[Figure record listings]
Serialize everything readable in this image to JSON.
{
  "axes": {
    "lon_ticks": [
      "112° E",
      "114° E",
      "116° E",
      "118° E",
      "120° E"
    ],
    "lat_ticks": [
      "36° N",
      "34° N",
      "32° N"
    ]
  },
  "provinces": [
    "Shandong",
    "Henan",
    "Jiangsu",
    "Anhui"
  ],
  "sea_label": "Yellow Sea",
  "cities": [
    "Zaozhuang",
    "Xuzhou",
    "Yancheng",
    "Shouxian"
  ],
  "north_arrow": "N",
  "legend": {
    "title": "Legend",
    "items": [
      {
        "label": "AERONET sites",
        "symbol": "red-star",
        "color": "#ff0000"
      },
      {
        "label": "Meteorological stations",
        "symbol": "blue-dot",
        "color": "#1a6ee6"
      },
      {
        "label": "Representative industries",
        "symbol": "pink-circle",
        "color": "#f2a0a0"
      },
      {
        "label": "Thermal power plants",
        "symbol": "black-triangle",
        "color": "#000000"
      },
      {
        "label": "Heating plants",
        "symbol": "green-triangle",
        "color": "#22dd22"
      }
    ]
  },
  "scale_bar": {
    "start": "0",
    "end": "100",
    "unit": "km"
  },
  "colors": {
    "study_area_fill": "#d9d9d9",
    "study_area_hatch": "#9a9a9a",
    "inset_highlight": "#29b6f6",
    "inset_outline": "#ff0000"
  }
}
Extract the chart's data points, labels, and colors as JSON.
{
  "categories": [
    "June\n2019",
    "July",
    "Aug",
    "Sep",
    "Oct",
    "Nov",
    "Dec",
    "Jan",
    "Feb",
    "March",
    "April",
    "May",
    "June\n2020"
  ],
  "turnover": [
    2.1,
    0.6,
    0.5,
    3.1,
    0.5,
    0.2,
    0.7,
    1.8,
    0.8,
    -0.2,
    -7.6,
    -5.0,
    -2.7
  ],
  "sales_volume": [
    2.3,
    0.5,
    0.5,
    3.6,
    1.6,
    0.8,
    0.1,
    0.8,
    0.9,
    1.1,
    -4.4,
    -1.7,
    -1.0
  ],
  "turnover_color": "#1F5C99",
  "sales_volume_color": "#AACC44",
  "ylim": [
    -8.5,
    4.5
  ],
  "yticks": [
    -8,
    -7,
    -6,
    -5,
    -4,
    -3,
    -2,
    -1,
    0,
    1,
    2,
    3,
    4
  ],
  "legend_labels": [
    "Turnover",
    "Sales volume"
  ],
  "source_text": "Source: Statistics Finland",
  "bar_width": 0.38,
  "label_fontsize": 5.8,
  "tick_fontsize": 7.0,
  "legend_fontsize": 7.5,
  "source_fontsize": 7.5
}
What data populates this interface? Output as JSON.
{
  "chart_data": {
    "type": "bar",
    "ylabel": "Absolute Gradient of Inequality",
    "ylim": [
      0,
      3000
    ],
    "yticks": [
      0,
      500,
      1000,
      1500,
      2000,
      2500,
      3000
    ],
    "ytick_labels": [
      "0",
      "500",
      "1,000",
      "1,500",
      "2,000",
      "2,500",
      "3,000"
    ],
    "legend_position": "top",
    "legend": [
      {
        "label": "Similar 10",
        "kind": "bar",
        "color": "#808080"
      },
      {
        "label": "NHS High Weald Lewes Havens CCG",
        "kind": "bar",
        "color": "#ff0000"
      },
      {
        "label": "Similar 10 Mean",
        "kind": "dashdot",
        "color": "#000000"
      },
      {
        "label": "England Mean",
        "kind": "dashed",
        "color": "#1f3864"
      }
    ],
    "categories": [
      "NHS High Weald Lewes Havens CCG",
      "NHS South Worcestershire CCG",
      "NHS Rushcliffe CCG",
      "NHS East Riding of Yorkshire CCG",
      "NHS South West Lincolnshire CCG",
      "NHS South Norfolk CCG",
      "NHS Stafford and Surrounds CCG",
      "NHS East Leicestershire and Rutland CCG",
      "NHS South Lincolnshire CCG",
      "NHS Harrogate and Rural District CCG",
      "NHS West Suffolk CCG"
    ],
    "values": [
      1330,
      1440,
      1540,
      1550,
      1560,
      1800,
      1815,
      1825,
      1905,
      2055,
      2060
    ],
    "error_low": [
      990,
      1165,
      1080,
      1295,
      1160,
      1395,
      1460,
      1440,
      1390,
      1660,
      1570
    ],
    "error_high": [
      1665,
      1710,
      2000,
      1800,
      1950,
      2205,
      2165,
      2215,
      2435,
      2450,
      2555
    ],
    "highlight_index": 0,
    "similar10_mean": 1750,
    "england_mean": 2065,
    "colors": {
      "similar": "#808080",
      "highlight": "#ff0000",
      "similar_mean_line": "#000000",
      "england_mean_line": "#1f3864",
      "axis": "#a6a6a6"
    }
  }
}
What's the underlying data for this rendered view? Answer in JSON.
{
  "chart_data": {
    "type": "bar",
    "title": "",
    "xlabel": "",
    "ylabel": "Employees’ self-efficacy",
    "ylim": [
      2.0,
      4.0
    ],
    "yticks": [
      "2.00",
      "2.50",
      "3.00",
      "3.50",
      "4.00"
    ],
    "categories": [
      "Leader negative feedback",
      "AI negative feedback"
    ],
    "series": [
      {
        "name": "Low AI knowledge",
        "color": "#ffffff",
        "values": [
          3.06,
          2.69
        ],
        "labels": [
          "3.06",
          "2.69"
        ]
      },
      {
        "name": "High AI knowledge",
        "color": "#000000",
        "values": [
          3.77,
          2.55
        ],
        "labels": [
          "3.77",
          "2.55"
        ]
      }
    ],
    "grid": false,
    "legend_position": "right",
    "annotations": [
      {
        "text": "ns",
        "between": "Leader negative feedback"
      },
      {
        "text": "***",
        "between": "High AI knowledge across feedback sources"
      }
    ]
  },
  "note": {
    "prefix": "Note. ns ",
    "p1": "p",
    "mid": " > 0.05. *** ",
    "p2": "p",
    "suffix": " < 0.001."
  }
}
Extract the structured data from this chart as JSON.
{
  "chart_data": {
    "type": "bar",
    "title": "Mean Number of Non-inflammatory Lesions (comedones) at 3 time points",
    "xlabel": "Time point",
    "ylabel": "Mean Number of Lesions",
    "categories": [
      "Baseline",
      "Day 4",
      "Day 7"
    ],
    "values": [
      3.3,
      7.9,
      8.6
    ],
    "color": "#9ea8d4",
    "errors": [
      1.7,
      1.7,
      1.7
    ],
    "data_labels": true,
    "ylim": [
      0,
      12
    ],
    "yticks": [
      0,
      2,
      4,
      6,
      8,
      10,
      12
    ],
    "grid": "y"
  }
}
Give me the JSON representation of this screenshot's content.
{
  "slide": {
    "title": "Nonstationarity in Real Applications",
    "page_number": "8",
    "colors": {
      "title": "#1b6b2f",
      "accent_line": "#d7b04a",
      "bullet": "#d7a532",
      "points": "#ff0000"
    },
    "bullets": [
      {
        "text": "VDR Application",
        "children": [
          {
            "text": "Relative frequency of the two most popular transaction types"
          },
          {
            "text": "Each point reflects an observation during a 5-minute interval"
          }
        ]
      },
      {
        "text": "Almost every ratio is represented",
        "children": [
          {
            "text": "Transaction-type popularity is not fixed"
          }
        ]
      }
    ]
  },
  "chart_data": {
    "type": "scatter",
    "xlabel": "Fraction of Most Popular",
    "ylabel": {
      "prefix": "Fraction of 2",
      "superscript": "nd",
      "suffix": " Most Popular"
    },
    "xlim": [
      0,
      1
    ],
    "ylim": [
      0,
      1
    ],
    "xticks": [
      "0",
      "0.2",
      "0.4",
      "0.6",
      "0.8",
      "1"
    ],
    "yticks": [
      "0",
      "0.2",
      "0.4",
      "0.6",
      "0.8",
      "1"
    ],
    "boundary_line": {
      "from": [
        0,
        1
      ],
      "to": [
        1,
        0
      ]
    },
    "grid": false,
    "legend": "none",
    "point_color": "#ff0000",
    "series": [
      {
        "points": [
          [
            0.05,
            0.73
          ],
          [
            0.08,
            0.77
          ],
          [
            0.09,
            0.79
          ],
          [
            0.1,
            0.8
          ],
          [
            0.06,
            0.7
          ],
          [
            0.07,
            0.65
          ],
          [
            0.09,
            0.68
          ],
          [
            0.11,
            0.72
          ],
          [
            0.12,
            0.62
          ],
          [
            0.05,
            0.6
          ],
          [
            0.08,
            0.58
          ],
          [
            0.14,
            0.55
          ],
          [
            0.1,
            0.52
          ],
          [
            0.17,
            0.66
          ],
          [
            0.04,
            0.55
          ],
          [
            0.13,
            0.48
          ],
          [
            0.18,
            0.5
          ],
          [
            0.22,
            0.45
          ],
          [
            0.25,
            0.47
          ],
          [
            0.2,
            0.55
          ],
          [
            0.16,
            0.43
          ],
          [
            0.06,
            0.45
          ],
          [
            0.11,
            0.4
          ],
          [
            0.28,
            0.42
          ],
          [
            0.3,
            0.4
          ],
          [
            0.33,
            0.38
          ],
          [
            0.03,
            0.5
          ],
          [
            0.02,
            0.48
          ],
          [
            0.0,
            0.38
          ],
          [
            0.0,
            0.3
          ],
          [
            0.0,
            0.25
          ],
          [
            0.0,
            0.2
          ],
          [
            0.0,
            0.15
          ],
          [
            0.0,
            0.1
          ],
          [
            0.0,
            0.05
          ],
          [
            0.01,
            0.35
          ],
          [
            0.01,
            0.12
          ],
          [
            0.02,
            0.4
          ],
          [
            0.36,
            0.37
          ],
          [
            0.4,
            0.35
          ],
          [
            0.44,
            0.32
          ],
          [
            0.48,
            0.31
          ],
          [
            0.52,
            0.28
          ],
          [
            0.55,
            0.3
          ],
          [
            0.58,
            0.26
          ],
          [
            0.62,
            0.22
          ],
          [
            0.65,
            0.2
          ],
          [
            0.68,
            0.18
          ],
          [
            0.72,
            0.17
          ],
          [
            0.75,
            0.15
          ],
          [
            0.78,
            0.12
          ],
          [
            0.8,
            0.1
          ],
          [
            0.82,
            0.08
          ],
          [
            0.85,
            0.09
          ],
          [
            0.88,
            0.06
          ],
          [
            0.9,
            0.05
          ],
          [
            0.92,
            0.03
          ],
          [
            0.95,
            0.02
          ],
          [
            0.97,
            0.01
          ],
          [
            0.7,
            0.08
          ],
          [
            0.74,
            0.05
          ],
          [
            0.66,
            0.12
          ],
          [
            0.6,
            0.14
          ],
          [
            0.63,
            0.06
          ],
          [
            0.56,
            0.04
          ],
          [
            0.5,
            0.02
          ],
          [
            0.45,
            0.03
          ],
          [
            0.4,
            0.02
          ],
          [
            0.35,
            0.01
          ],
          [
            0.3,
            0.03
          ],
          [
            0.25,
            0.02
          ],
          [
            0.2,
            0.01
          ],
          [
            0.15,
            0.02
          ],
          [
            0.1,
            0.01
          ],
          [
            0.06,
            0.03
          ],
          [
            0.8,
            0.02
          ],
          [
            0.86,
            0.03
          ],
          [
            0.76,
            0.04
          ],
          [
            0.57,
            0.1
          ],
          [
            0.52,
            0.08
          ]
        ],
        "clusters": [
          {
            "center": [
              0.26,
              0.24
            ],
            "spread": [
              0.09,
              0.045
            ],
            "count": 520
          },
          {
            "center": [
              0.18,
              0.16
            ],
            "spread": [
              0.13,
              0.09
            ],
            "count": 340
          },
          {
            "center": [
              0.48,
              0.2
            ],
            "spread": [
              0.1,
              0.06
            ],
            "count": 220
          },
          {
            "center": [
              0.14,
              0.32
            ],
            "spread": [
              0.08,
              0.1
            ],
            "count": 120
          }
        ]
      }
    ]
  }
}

◆ TASK REQUIREMENTS ◆
Find each line with the string "knowledge" and copy it out.

◆ RESULT ◆
        "name": "Low AI knowledge",
        "name": "High AI knowledge",
        "between": "High AI knowledge across feedback sources"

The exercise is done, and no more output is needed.